▶ **Dataset content**
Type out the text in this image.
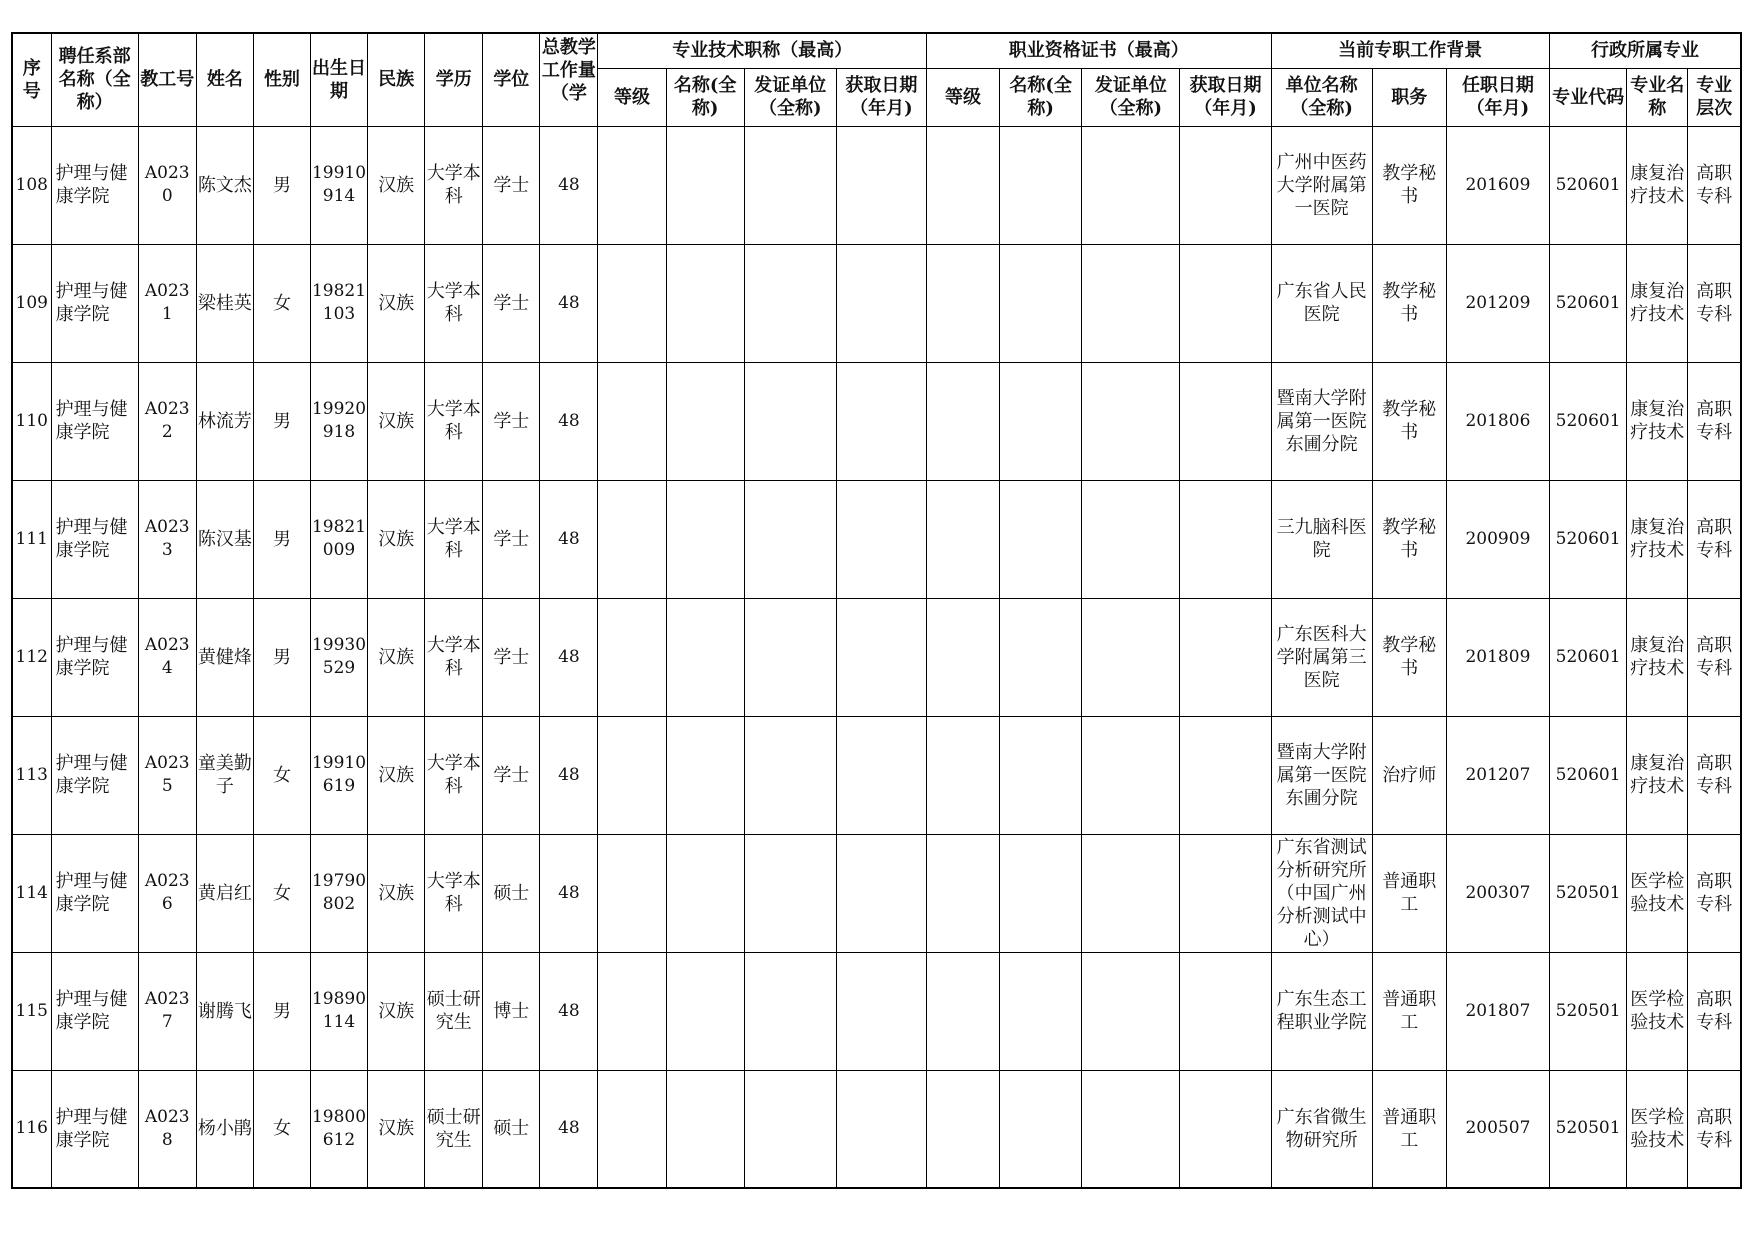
序号	聘任系部名称（全称）	教工号	姓名	性别	出生日期	民族	学历	学位	总教学工作量（学	专业技术职称（最高）				职业资格证书（最高）				当前专职工作背景			行政所属专业		
										等级	名称(全称)	发证单位（全称)	获取日期（年月)	等级	名称(全称)	发证单位（全称)	获取日期（年月)	单位名称（全称)	职务	任职日期（年月)	专业代码	专业名称	专业层次
108	护理与健康学院	A0230	陈文杰	男	19910914	汉族	大学本科	学士	48									广州中医药大学附属第一医院	教学秘书	201609	520601	康复治疗技术	高职专科
109	护理与健康学院	A0231	梁桂英	女	19821103	汉族	大学本科	学士	48									广东省人民医院	教学秘书	201209	520601	康复治疗技术	高职专科
110	护理与健康学院	A0232	林流芳	男	19920918	汉族	大学本科	学士	48									暨南大学附属第一医院东圃分院	教学秘书	201806	520601	康复治疗技术	高职专科
111	护理与健康学院	A0233	陈汉基	男	19821009	汉族	大学本科	学士	48									三九脑科医院	教学秘书	200909	520601	康复治疗技术	高职专科
112	护理与健康学院	A0234	黄健烽	男	19930529	汉族	大学本科	学士	48									广东医科大学附属第三医院	教学秘书	201809	520601	康复治疗技术	高职专科
113	护理与健康学院	A0235	童美勤子	女	19910619	汉族	大学本科	学士	48									暨南大学附属第一医院东圃分院	治疗师	201207	520601	康复治疗技术	高职专科
114	护理与健康学院	A0236	黄启红	女	19790802	汉族	大学本科	硕士	48									广东省测试分析研究所（中国广州分析测试中心）	普通职工	200307	520501	医学检验技术	高职专科
115	护理与健康学院	A0237	谢腾飞	男	19890114	汉族	硕士研究生	博士	48									广东生态工程职业学院	普通职工	201807	520501	医学检验技术	高职专科
116	护理与健康学院	A0238	杨小鹃	女	19800612	汉族	硕士研究生	硕士	48									广东省微生物研究所	普通职工	200507	520501	医学检验技术	高职专科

▶ **Exercise prompt**
Retype all entries exactly as they appear, dropping the images.

▶ **Written solution**
Type out the text in this image.
序号	聘任系部名称（全称）	教工号	姓名	性别	出生日期	民族	学历	学位	总教学工作量（学	专业技术职称（最高）				职业资格证书（最高）				当前专职工作背景			行政所属专业		
										等级	名称(全称)	发证单位（全称)	获取日期（年月)	等级	名称(全称)	发证单位（全称)	获取日期（年月)	单位名称（全称)	职务	任职日期（年月)	专业代码	专业名称	专业层次
108	护理与健康学院	A0230	陈文杰	男	19910914	汉族	大学本科	学士	48									广州中医药大学附属第一医院	教学秘书	201609	520601	康复治疗技术	高职专科
109	护理与健康学院	A0231	梁桂英	女	19821103	汉族	大学本科	学士	48									广东省人民医院	教学秘书	201209	520601	康复治疗技术	高职专科
110	护理与健康学院	A0232	林流芳	男	19920918	汉族	大学本科	学士	48									暨南大学附属第一医院东圃分院	教学秘书	201806	520601	康复治疗技术	高职专科
111	护理与健康学院	A0233	陈汉基	男	19821009	汉族	大学本科	学士	48									三九脑科医院	教学秘书	200909	520601	康复治疗技术	高职专科
112	护理与健康学院	A0234	黄健烽	男	19930529	汉族	大学本科	学士	48									广东医科大学附属第三医院	教学秘书	201809	520601	康复治疗技术	高职专科
113	护理与健康学院	A0235	童美勤子	女	19910619	汉族	大学本科	学士	48									暨南大学附属第一医院东圃分院	治疗师	201207	520601	康复治疗技术	高职专科
114	护理与健康学院	A0236	黄启红	女	19790802	汉族	大学本科	硕士	48									广东省测试分析研究所（中国广州分析测试中心）	普通职工	200307	520501	医学检验技术	高职专科
115	护理与健康学院	A0237	谢腾飞	男	19890114	汉族	硕士研究生	博士	48									广东生态工程职业学院	普通职工	201807	520501	医学检验技术	高职专科
116	护理与健康学院	A0238	杨小鹃	女	19800612	汉族	硕士研究生	硕士	48									广东省微生物研究所	普通职工	200507	520501	医学检验技术	高职专科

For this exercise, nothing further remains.